## Exercise instructions
Reproduce all entries precisely as they are written.

[Lines of data]
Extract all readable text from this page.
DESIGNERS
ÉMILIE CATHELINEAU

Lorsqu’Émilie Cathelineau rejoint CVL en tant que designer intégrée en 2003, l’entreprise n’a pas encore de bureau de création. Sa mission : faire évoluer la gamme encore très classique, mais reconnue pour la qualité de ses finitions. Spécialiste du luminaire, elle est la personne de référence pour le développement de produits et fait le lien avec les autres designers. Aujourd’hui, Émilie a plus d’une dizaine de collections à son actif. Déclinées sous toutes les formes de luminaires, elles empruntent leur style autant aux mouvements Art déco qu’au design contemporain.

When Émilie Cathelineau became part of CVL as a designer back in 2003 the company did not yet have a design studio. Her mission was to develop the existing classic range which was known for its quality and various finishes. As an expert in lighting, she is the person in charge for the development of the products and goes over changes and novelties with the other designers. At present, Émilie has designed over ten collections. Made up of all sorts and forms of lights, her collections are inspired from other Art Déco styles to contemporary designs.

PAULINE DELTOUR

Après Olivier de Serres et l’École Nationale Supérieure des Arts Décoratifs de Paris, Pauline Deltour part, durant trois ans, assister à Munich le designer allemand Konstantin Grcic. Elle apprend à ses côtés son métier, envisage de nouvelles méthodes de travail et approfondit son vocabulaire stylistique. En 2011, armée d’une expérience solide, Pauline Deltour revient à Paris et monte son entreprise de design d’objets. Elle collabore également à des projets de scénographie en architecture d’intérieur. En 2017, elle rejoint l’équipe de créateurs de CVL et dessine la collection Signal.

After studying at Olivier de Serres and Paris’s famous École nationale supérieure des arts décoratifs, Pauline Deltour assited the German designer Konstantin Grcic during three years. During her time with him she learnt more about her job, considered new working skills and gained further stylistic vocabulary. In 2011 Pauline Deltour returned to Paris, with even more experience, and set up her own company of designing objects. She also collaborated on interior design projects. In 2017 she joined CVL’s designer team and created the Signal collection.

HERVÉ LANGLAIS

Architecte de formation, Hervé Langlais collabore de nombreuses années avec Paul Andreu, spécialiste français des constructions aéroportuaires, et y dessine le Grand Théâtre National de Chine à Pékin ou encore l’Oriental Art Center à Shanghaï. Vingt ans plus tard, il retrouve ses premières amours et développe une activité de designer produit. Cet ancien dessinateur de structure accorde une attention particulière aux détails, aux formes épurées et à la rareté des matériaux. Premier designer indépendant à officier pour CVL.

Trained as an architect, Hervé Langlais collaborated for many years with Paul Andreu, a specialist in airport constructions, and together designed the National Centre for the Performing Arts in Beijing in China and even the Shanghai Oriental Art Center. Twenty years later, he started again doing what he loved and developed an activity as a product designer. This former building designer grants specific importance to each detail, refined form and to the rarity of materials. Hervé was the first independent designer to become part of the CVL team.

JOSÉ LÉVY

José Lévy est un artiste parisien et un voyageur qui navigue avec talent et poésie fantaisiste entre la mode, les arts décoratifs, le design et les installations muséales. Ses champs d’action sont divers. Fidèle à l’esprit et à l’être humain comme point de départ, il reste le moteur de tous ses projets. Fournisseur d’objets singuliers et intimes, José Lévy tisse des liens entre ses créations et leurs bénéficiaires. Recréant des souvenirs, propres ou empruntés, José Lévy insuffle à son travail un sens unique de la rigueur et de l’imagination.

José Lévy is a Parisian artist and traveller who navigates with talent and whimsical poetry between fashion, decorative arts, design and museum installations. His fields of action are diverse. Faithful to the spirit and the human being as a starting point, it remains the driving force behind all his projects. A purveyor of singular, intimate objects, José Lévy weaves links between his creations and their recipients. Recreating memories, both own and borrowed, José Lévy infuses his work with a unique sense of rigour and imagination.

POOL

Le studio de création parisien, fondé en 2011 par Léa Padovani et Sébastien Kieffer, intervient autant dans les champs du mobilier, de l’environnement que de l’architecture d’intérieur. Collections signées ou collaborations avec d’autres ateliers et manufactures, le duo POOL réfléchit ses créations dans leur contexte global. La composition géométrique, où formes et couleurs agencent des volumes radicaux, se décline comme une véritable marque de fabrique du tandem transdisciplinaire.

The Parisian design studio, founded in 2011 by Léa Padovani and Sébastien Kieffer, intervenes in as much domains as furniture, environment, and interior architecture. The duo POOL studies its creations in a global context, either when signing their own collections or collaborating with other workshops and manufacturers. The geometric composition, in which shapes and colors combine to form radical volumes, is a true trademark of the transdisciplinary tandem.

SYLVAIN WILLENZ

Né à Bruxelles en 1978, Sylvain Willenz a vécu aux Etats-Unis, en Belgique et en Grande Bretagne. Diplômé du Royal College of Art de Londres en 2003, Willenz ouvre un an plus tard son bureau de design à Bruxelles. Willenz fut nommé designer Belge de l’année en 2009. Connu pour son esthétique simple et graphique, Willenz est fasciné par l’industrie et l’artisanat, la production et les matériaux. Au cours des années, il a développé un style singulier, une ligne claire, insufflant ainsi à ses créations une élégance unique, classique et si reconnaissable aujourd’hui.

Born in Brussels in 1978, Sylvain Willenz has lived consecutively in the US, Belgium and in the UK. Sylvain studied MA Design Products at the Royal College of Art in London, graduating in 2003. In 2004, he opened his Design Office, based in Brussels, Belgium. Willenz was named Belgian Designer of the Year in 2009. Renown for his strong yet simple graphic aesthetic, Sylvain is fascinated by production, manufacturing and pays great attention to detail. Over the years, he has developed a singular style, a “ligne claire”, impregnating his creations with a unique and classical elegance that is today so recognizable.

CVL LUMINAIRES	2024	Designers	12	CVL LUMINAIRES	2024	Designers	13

## Complete response
Extract all readable text from this page.
DESIGNERS
ÉMILIE CATHELINEAU

Lorsqu’Émilie Cathelineau rejoint CVL en tant que designer intégrée en 2003, l’entreprise n’a pas encore de bureau de création. Sa mission : faire évoluer la gamme encore très classique, mais reconnue pour la qualité de ses finitions. Spécialiste du luminaire, elle est la personne de référence pour le développement de produits et fait le lien avec les autres designers. Aujourd’hui, Émilie a plus d’une dizaine de collections à son actif. Déclinées sous toutes les formes de luminaires, elles empruntent leur style autant aux mouvements Art déco qu’au design contemporain.

When Émilie Cathelineau became part of CVL as a designer back in 2003 the company did not yet have a design studio. Her mission was to develop the existing classic range which was known for its quality and various finishes. As an expert in lighting, she is the person in charge for the development of the products and goes over changes and novelties with the other designers. At present, Émilie has designed over ten collections. Made up of all sorts and forms of lights, her collections are inspired from other Art Déco styles to contemporary designs.

PAULINE DELTOUR

Après Olivier de Serres et l’École Nationale Supérieure des Arts Décoratifs de Paris, Pauline Deltour part, durant trois ans, assister à Munich le designer allemand Konstantin Grcic. Elle apprend à ses côtés son métier, envisage de nouvelles méthodes de travail et approfondit son vocabulaire stylistique. En 2011, armée d’une expérience solide, Pauline Deltour revient à Paris et monte son entreprise de design d’objets. Elle collabore également à des projets de scénographie en architecture d’intérieur. En 2017, elle rejoint l’équipe de créateurs de CVL et dessine la collection Signal.

After studying at Olivier de Serres and Paris’s famous École nationale supérieure des arts décoratifs, Pauline Deltour assited the German designer Konstantin Grcic during three years. During her time with him she learnt more about her job, considered new working skills and gained further stylistic vocabulary. In 2011 Pauline Deltour returned to Paris, with even more experience, and set up her own company of designing objects. She also collaborated on interior design projects. In 2017 she joined CVL’s designer team and created the Signal collection.

HERVÉ LANGLAIS

Architecte de formation, Hervé Langlais collabore de nombreuses années avec Paul Andreu, spécialiste français des constructions aéroportuaires, et y dessine le Grand Théâtre National de Chine à Pékin ou encore l’Oriental Art Center à Shanghaï. Vingt ans plus tard, il retrouve ses premières amours et développe une activité de designer produit. Cet ancien dessinateur de structure accorde une attention particulière aux détails, aux formes épurées et à la rareté des matériaux. Premier designer indépendant à officier pour CVL.

Trained as an architect, Hervé Langlais collaborated for many years with Paul Andreu, a specialist in airport constructions, and together designed the National Centre for the Performing Arts in Beijing in China and even the Shanghai Oriental Art Center. Twenty years later, he started again doing what he loved and developed an activity as a product designer. This former building designer grants specific importance to each detail, refined form and to the rarity of materials. Hervé was the first independent designer to become part of the CVL team.

JOSÉ LÉVY

José Lévy est un artiste parisien et un voyageur qui navigue avec talent et poésie fantaisiste entre la mode, les arts décoratifs, le design et les installations muséales. Ses champs d’action sont divers. Fidèle à l’esprit et à l’être humain comme point de départ, il reste le moteur de tous ses projets. Fournisseur d’objets singuliers et intimes, José Lévy tisse des liens entre ses créations et leurs bénéficiaires. Recréant des souvenirs, propres ou empruntés, José Lévy insuffle à son travail un sens unique de la rigueur et de l’imagination.

José Lévy is a Parisian artist and traveller who navigates with talent and whimsical poetry between fashion, decorative arts, design and museum installations. His fields of action are diverse. Faithful to the spirit and the human being as a starting point, it remains the driving force behind all his projects. A purveyor of singular, intimate objects, José Lévy weaves links between his creations and their recipients. Recreating memories, both own and borrowed, José Lévy infuses his work with a unique sense of rigour and imagination.

POOL

Le studio de création parisien, fondé en 2011 par Léa Padovani et Sébastien Kieffer, intervient autant dans les champs du mobilier, de l’environnement que de l’architecture d’intérieur. Collections signées ou collaborations avec d’autres ateliers et manufactures, le duo POOL réfléchit ses créations dans leur contexte global. La composition géométrique, où formes et couleurs agencent des volumes radicaux, se décline comme une véritable marque de fabrique du tandem transdisciplinaire.

The Parisian design studio, founded in 2011 by Léa Padovani and Sébastien Kieffer, intervenes in as much domains as furniture, environment, and interior architecture. The duo POOL studies its creations in a global context, either when signing their own collections or collaborating with other workshops and manufacturers. The geometric composition, in which shapes and colors combine to form radical volumes, is a true trademark of the transdisciplinary tandem.

SYLVAIN WILLENZ

Né à Bruxelles en 1978, Sylvain Willenz a vécu aux Etats-Unis, en Belgique et en Grande Bretagne. Diplômé du Royal College of Art de Londres en 2003, Willenz ouvre un an plus tard son bureau de design à Bruxelles. Willenz fut nommé designer Belge de l’année en 2009. Connu pour son esthétique simple et graphique, Willenz est fasciné par l’industrie et l’artisanat, la production et les matériaux. Au cours des années, il a développé un style singulier, une ligne claire, insufflant ainsi à ses créations une élégance unique, classique et si reconnaissable aujourd’hui.

Born in Brussels in 1978, Sylvain Willenz has lived consecutively in the US, Belgium and in the UK. Sylvain studied MA Design Products at the Royal College of Art in London, graduating in 2003. In 2004, he opened his Design Office, based in Brussels, Belgium. Willenz was named Belgian Designer of the Year in 2009. Renown for his strong yet simple graphic aesthetic, Sylvain is fascinated by production, manufacturing and pays great attention to detail. Over the years, he has developed a singular style, a “ligne claire”, impregnating his creations with a unique and classical elegance that is today so recognizable.

CVL LUMINAIRES	2024	Designers	12	CVL LUMINAIRES	2024	Designers	13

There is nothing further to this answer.